## [EXTRACTED ENTRIES]
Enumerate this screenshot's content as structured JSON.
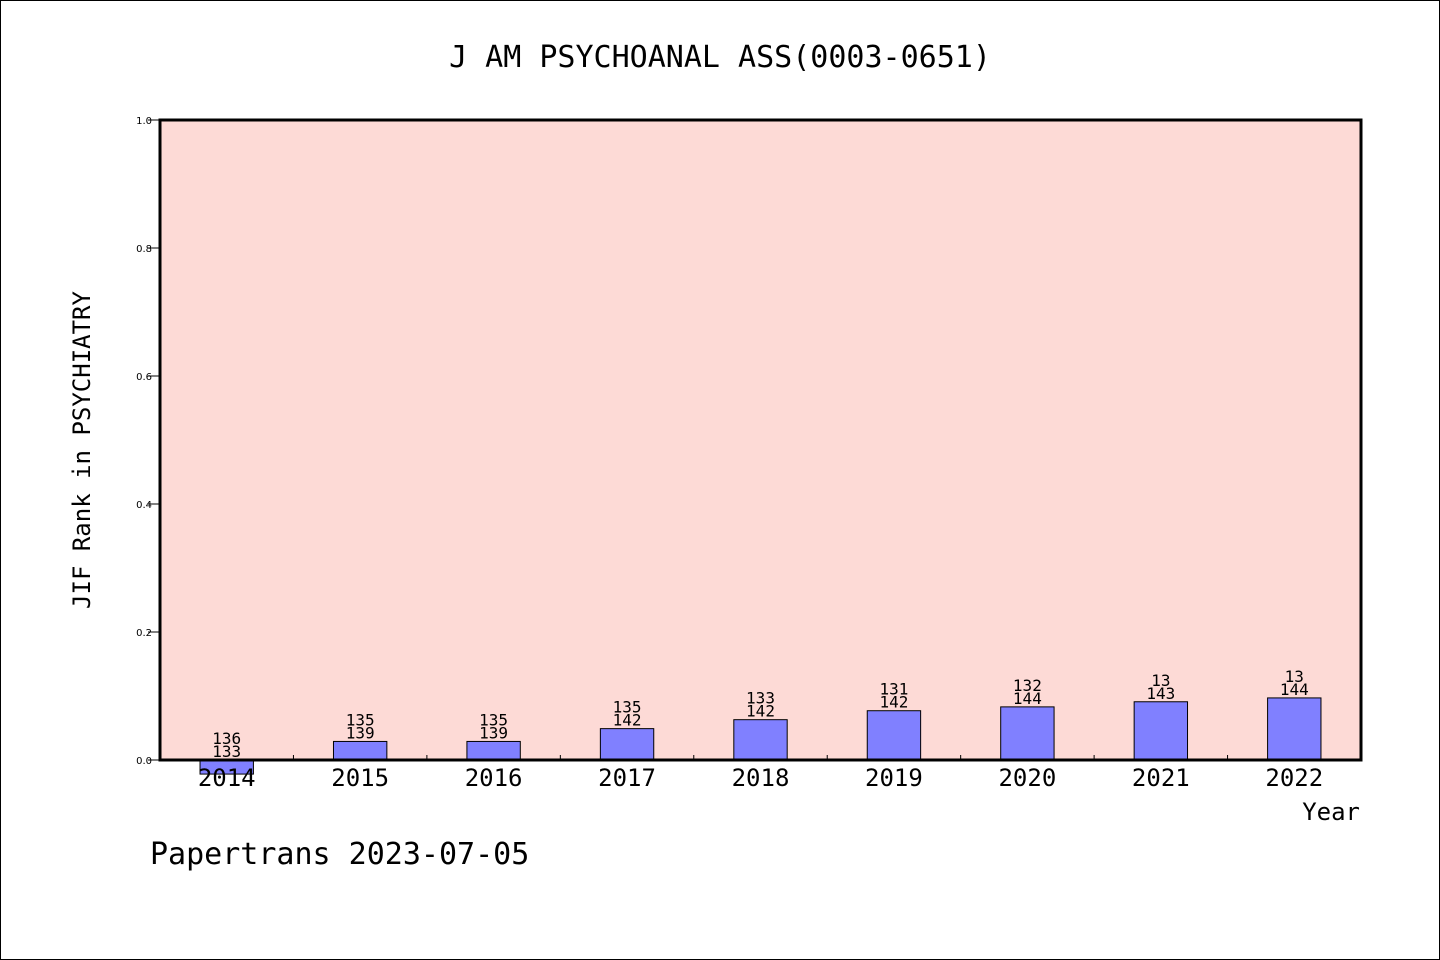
{
  "chart_data": {
    "type": "bar",
    "title": "J AM PSYCHOANAL ASS(0003-0651)",
    "xlabel": "Year",
    "ylabel": "JIF Rank in PSYCHIATRY",
    "ylim": [
      0,
      1.0
    ],
    "yticks": [
      "0.0",
      "0.2",
      "0.4",
      "0.6",
      "0.8",
      "1.0"
    ],
    "categories": [
      "2014",
      "2015",
      "2016",
      "2017",
      "2018",
      "2019",
      "2020",
      "2021",
      "2022"
    ],
    "values": [
      -0.022,
      0.029,
      0.029,
      0.049,
      0.063,
      0.077,
      0.083,
      0.091,
      0.097
    ],
    "label_top": [
      "136",
      "135",
      "135",
      "135",
      "133",
      "131",
      "132",
      "13",
      "13"
    ],
    "label_bottom": [
      "133",
      "139",
      "139",
      "142",
      "142",
      "142",
      "144",
      "143",
      "144"
    ],
    "grid": false,
    "colors": {
      "plot_bg": "#fddad6",
      "bar": "#8080ff",
      "axis": "#000000"
    }
  },
  "footer": "Papertrans 2023-07-05"
}
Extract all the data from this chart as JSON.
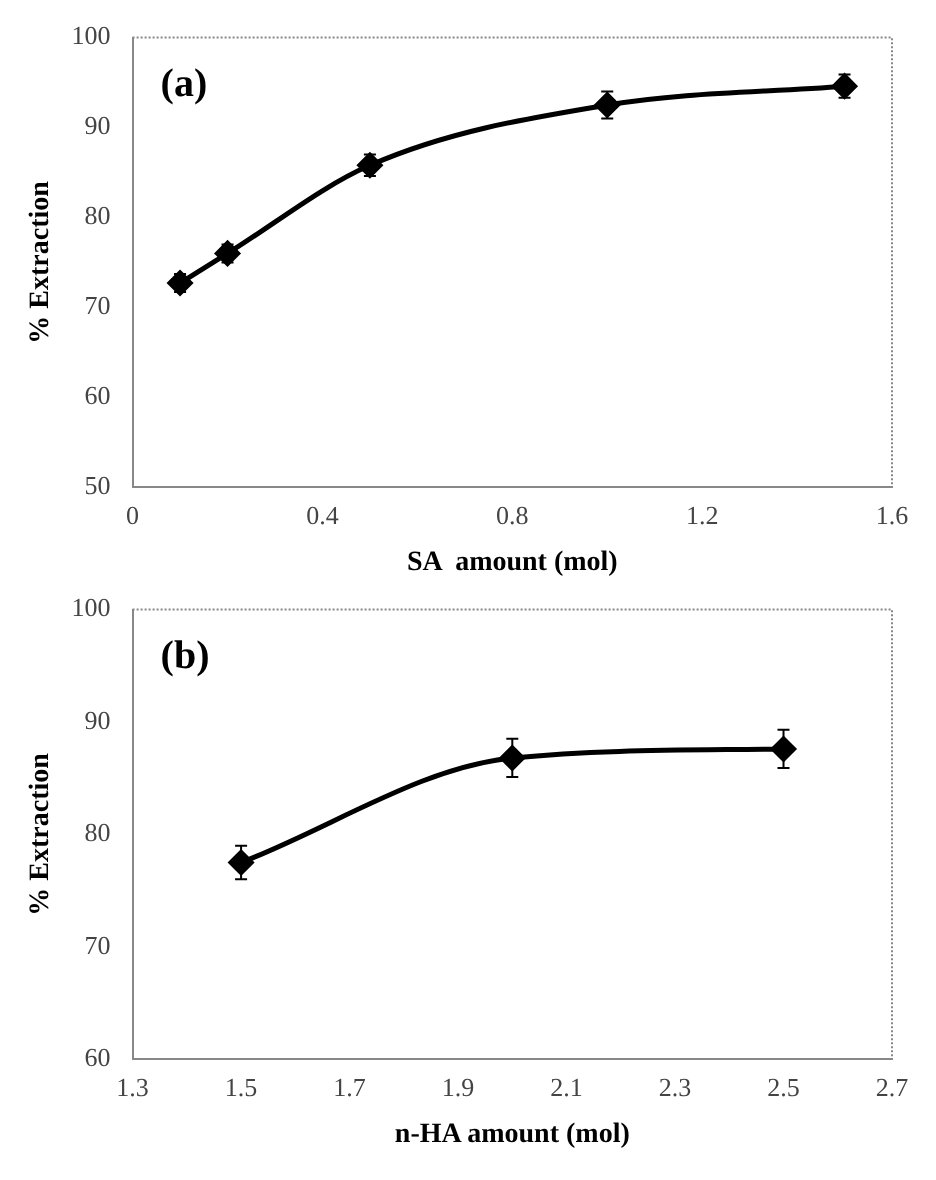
{
  "chart_data": [
    {
      "type": "line",
      "annotations": [
        "(a)"
      ],
      "xlabel": "SA  amount (mol)",
      "ylabel": "% Extraction",
      "x": [
        0.1,
        0.2,
        0.5,
        1.0,
        1.5
      ],
      "values": [
        72.7,
        76.0,
        85.8,
        92.5,
        94.6
      ],
      "errors": [
        1.0,
        1.0,
        1.2,
        1.5,
        1.3
      ],
      "color": "#000000",
      "marker": "diamond",
      "line_style": "solid",
      "xlim": [
        0,
        1.6
      ],
      "xticks": [
        0,
        0.4,
        0.8,
        1.2,
        1.6
      ],
      "ylim": [
        50,
        100
      ],
      "yticks": [
        50,
        60,
        70,
        80,
        90,
        100
      ],
      "grid": false,
      "legend": false
    },
    {
      "type": "line",
      "annotations": [
        "(b)"
      ],
      "xlabel": "n-HA amount (mol)",
      "ylabel": "% Extraction",
      "x": [
        1.5,
        2.0,
        2.5
      ],
      "values": [
        77.5,
        86.8,
        87.6
      ],
      "errors": [
        1.5,
        1.7,
        1.7
      ],
      "color": "#000000",
      "marker": "diamond",
      "line_style": "solid",
      "xlim": [
        1.3,
        2.7
      ],
      "xticks": [
        1.3,
        1.5,
        1.7,
        1.9,
        2.1,
        2.3,
        2.5,
        2.7
      ],
      "ylim": [
        60,
        100
      ],
      "yticks": [
        60,
        70,
        80,
        90,
        100
      ],
      "grid": false,
      "legend": false
    }
  ]
}
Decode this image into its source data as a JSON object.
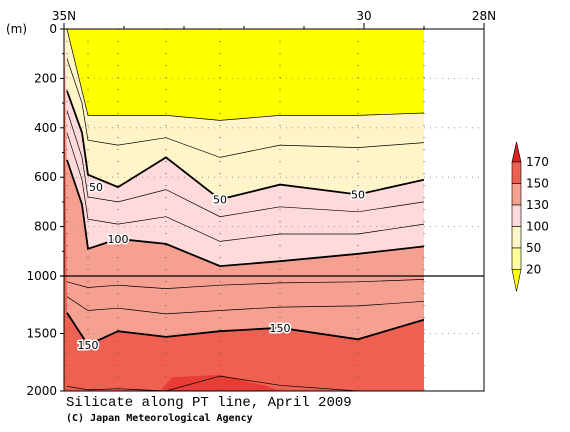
{
  "chart_data": {
    "type": "heatmap",
    "title": "Silicate along PT line, April 2009",
    "credit": "(C) Japan Meteorological Agency",
    "x_tick_labels": [
      {
        "value": 35,
        "label": "35N"
      },
      {
        "value": 30,
        "label": "30"
      },
      {
        "value": 28,
        "label": "28N"
      }
    ],
    "x_range": [
      35,
      28
    ],
    "ylabel": "(m)",
    "y_ticks": [
      {
        "depth": 0,
        "label": "0"
      },
      {
        "depth": 200,
        "label": "200"
      },
      {
        "depth": 400,
        "label": "400"
      },
      {
        "depth": 600,
        "label": "600"
      },
      {
        "depth": 800,
        "label": "800"
      },
      {
        "depth": 1000,
        "label": "1000"
      },
      {
        "depth": 1500,
        "label": "1500"
      },
      {
        "depth": 2000,
        "label": "2000"
      }
    ],
    "y_axis_note": "depth axis stretched 0-1000 m, compressed 1000-2000 m",
    "stations_lat": [
      34.95,
      34.6,
      34.1,
      33.3,
      32.4,
      31.4,
      30.1,
      29.0
    ],
    "data_extent_lat": [
      35,
      29
    ],
    "contour_levels_labeled": [
      50,
      100,
      150
    ],
    "contours": [
      {
        "value": 50,
        "label": "50",
        "lat": [
          34.95,
          34.7,
          34.6,
          34.1,
          33.3,
          32.4,
          31.4,
          30.1,
          29.0
        ],
        "depth": [
          250,
          420,
          590,
          640,
          520,
          690,
          630,
          670,
          610
        ]
      },
      {
        "value": 100,
        "label": "100",
        "lat": [
          34.95,
          34.7,
          34.6,
          34.1,
          33.3,
          32.4,
          31.4,
          30.1,
          29.0
        ],
        "depth": [
          530,
          710,
          890,
          850,
          870,
          960,
          940,
          910,
          880
        ]
      },
      {
        "value": 150,
        "label": "150",
        "lat": [
          34.95,
          34.6,
          34.1,
          33.3,
          32.4,
          31.4,
          30.1,
          29.0
        ],
        "depth": [
          1320,
          1600,
          1480,
          1530,
          1480,
          1450,
          1550,
          1380
        ]
      }
    ],
    "thin_contours": [
      {
        "lat": [
          34.95,
          34.6,
          34.1,
          33.3,
          32.4,
          31.4,
          30.1,
          29.0
        ],
        "depth": [
          0,
          350,
          350,
          350,
          370,
          350,
          350,
          340
        ]
      },
      {
        "lat": [
          34.95,
          34.7,
          34.6,
          34.1,
          33.3,
          32.4,
          31.4,
          30.1,
          29.0
        ],
        "depth": [
          120,
          300,
          450,
          470,
          440,
          520,
          470,
          480,
          460
        ]
      },
      {
        "lat": [
          34.95,
          34.7,
          34.6,
          34.1,
          33.3,
          32.4,
          31.4,
          30.1,
          29.0
        ],
        "depth": [
          330,
          520,
          680,
          700,
          650,
          760,
          720,
          740,
          700
        ]
      },
      {
        "lat": [
          34.95,
          34.7,
          34.6,
          34.1,
          33.3,
          32.4,
          31.4,
          30.1,
          29.0
        ],
        "depth": [
          420,
          610,
          770,
          790,
          760,
          860,
          830,
          830,
          790
        ]
      },
      {
        "lat": [
          34.95,
          34.6,
          34.1,
          33.3,
          32.4,
          31.4,
          30.1,
          29.0
        ],
        "depth": [
          1050,
          1100,
          1080,
          1110,
          1080,
          1060,
          1050,
          1030
        ]
      },
      {
        "lat": [
          34.95,
          34.6,
          34.1,
          33.3,
          32.4,
          31.4,
          30.1,
          29.0
        ],
        "depth": [
          1180,
          1300,
          1280,
          1330,
          1300,
          1270,
          1260,
          1220
        ]
      },
      {
        "lat": [
          34.95,
          34.6,
          34.1,
          33.3,
          32.4,
          31.4,
          30.1,
          29.0
        ],
        "depth": [
          1960,
          1990,
          1980,
          2000,
          1870,
          1950,
          2000,
          2000
        ]
      }
    ],
    "colorbar": {
      "levels": [
        "20",
        "50",
        "100",
        "130",
        "150",
        "170"
      ],
      "colors": [
        "#ffff00",
        "#ffff99",
        "#fff5c8",
        "#ffdada",
        "#f5a090",
        "#f06050",
        "#e02020"
      ]
    }
  }
}
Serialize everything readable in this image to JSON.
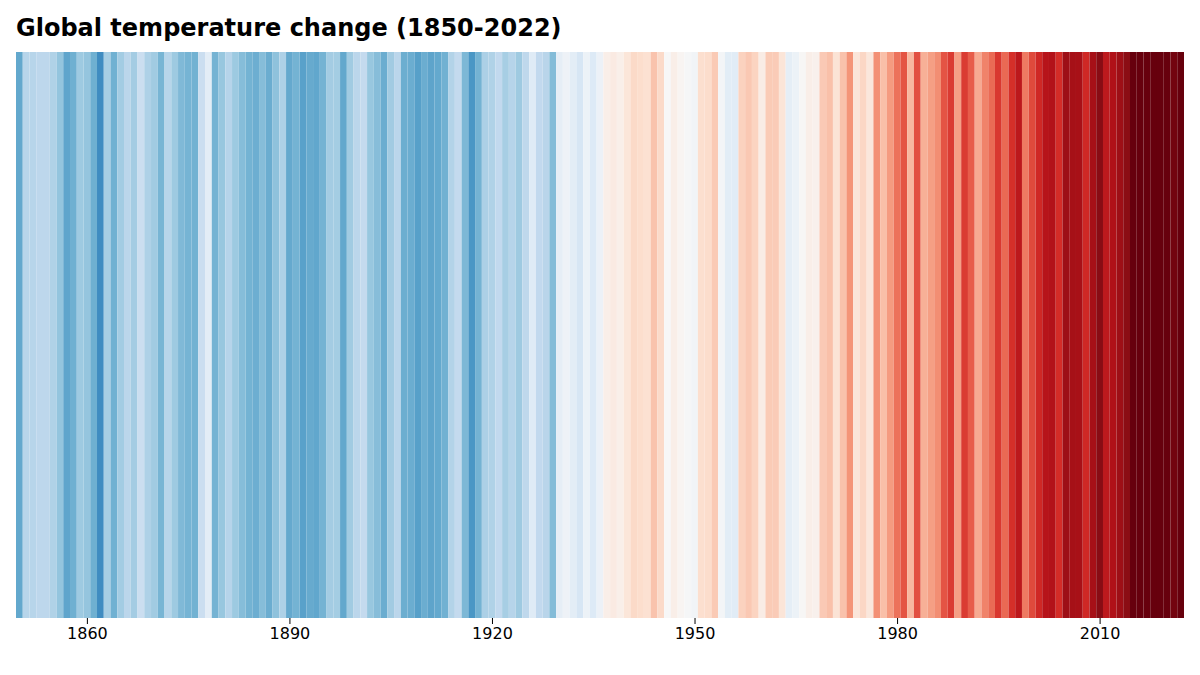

## [AIM OF THE TASK]
Go through the listing above and write it out again exactly, dropping the pictures.

## [SOLUTION FOR THIS TASK]
Enumerate this screenshot's content as structured JSON.
{
  "chart_data": {
    "type": "bar",
    "title": "J AM PSYCHOANAL ASS(0003-0651)",
    "xlabel": "Year",
    "ylabel": "JIF Rank in PSYCHIATRY",
    "ylim": [
      0,
      1.0
    ],
    "yticks": [
      "0.0",
      "0.2",
      "0.4",
      "0.6",
      "0.8",
      "1.0"
    ],
    "categories": [
      "2014",
      "2015",
      "2016",
      "2017",
      "2018",
      "2019",
      "2020",
      "2021",
      "2022"
    ],
    "values": [
      -0.022,
      0.029,
      0.029,
      0.049,
      0.063,
      0.077,
      0.083,
      0.091,
      0.097
    ],
    "label_top": [
      "136",
      "135",
      "135",
      "135",
      "133",
      "131",
      "132",
      "13",
      "13"
    ],
    "label_bottom": [
      "133",
      "139",
      "139",
      "142",
      "142",
      "142",
      "144",
      "143",
      "144"
    ],
    "grid": false,
    "colors": {
      "plot_bg": "#fddad6",
      "bar": "#8080ff",
      "axis": "#000000"
    }
  },
  "footer": "Papertrans 2023-07-05"
}
Extract all the data from this chart as JSON.
{
  "chart_data": [
    {
      "type": "line",
      "annotations": [
        "(a)"
      ],
      "xlabel": "SA  amount (mol)",
      "ylabel": "% Extraction",
      "x": [
        0.1,
        0.2,
        0.5,
        1.0,
        1.5
      ],
      "values": [
        72.7,
        76.0,
        85.8,
        92.5,
        94.6
      ],
      "errors": [
        1.0,
        1.0,
        1.2,
        1.5,
        1.3
      ],
      "color": "#000000",
      "marker": "diamond",
      "line_style": "solid",
      "xlim": [
        0,
        1.6
      ],
      "xticks": [
        0,
        0.4,
        0.8,
        1.2,
        1.6
      ],
      "ylim": [
        50,
        100
      ],
      "yticks": [
        50,
        60,
        70,
        80,
        90,
        100
      ],
      "grid": false,
      "legend": false
    },
    {
      "type": "line",
      "annotations": [
        "(b)"
      ],
      "xlabel": "n-HA amount (mol)",
      "ylabel": "% Extraction",
      "x": [
        1.5,
        2.0,
        2.5
      ],
      "values": [
        77.5,
        86.8,
        87.6
      ],
      "errors": [
        1.5,
        1.7,
        1.7
      ],
      "color": "#000000",
      "marker": "diamond",
      "line_style": "solid",
      "xlim": [
        1.3,
        2.7
      ],
      "xticks": [
        1.3,
        1.5,
        1.7,
        1.9,
        2.1,
        2.3,
        2.5,
        2.7
      ],
      "ylim": [
        60,
        100
      ],
      "yticks": [
        60,
        70,
        80,
        90,
        100
      ],
      "grid": false,
      "legend": false
    }
  ]
}
Decode this image into its source data as a JSON object.
{
  "chart_data": {
    "type": "heatmap",
    "title": "Silicate along PT line, April 2009",
    "credit": "(C) Japan Meteorological Agency",
    "x_tick_labels": [
      {
        "value": 35,
        "label": "35N"
      },
      {
        "value": 30,
        "label": "30"
      },
      {
        "value": 28,
        "label": "28N"
      }
    ],
    "x_range": [
      35,
      28
    ],
    "ylabel": "(m)",
    "y_ticks": [
      {
        "depth": 0,
        "label": "0"
      },
      {
        "depth": 200,
        "label": "200"
      },
      {
        "depth": 400,
        "label": "400"
      },
      {
        "depth": 600,
        "label": "600"
      },
      {
        "depth": 800,
        "label": "800"
      },
      {
        "depth": 1000,
        "label": "1000"
      },
      {
        "depth": 1500,
        "label": "1500"
      },
      {
        "depth": 2000,
        "label": "2000"
      }
    ],
    "y_axis_note": "depth axis stretched 0-1000 m, compressed 1000-2000 m",
    "stations_lat": [
      34.95,
      34.6,
      34.1,
      33.3,
      32.4,
      31.4,
      30.1,
      29.0
    ],
    "data_extent_lat": [
      35,
      29
    ],
    "contour_levels_labeled": [
      50,
      100,
      150
    ],
    "contours": [
      {
        "value": 50,
        "label": "50",
        "lat": [
          34.95,
          34.7,
          34.6,
          34.1,
          33.3,
          32.4,
          31.4,
          30.1,
          29.0
        ],
        "depth": [
          250,
          420,
          590,
          640,
          520,
          690,
          630,
          670,
          610
        ]
      },
      {
        "value": 100,
        "label": "100",
        "lat": [
          34.95,
          34.7,
          34.6,
          34.1,
          33.3,
          32.4,
          31.4,
          30.1,
          29.0
        ],
        "depth": [
          530,
          710,
          890,
          850,
          870,
          960,
          940,
          910,
          880
        ]
      },
      {
        "value": 150,
        "label": "150",
        "lat": [
          34.95,
          34.6,
          34.1,
          33.3,
          32.4,
          31.4,
          30.1,
          29.0
        ],
        "depth": [
          1320,
          1600,
          1480,
          1530,
          1480,
          1450,
          1550,
          1380
        ]
      }
    ],
    "thin_contours": [
      {
        "lat": [
          34.95,
          34.6,
          34.1,
          33.3,
          32.4,
          31.4,
          30.1,
          29.0
        ],
        "depth": [
          0,
          350,
          350,
          350,
          370,
          350,
          350,
          340
        ]
      },
      {
        "lat": [
          34.95,
          34.7,
          34.6,
          34.1,
          33.3,
          32.4,
          31.4,
          30.1,
          29.0
        ],
        "depth": [
          120,
          300,
          450,
          470,
          440,
          520,
          470,
          480,
          460
        ]
      },
      {
        "lat": [
          34.95,
          34.7,
          34.6,
          34.1,
          33.3,
          32.4,
          31.4,
          30.1,
          29.0
        ],
        "depth": [
          330,
          520,
          680,
          700,
          650,
          760,
          720,
          740,
          700
        ]
      },
      {
        "lat": [
          34.95,
          34.7,
          34.6,
          34.1,
          33.3,
          32.4,
          31.4,
          30.1,
          29.0
        ],
        "depth": [
          420,
          610,
          770,
          790,
          760,
          860,
          830,
          830,
          790
        ]
      },
      {
        "lat": [
          34.95,
          34.6,
          34.1,
          33.3,
          32.4,
          31.4,
          30.1,
          29.0
        ],
        "depth": [
          1050,
          1100,
          1080,
          1110,
          1080,
          1060,
          1050,
          1030
        ]
      },
      {
        "lat": [
          34.95,
          34.6,
          34.1,
          33.3,
          32.4,
          31.4,
          30.1,
          29.0
        ],
        "depth": [
          1180,
          1300,
          1280,
          1330,
          1300,
          1270,
          1260,
          1220
        ]
      },
      {
        "lat": [
          34.95,
          34.6,
          34.1,
          33.3,
          32.4,
          31.4,
          30.1,
          29.0
        ],
        "depth": [
          1960,
          1990,
          1980,
          2000,
          1870,
          1950,
          2000,
          2000
        ]
      }
    ],
    "colorbar": {
      "levels": [
        "20",
        "50",
        "100",
        "130",
        "150",
        "170"
      ],
      "colors": [
        "#ffff00",
        "#ffff99",
        "#fff5c8",
        "#ffdada",
        "#f5a090",
        "#f06050",
        "#e02020"
      ]
    }
  }
}
Serialize everything readable in this image to JSON.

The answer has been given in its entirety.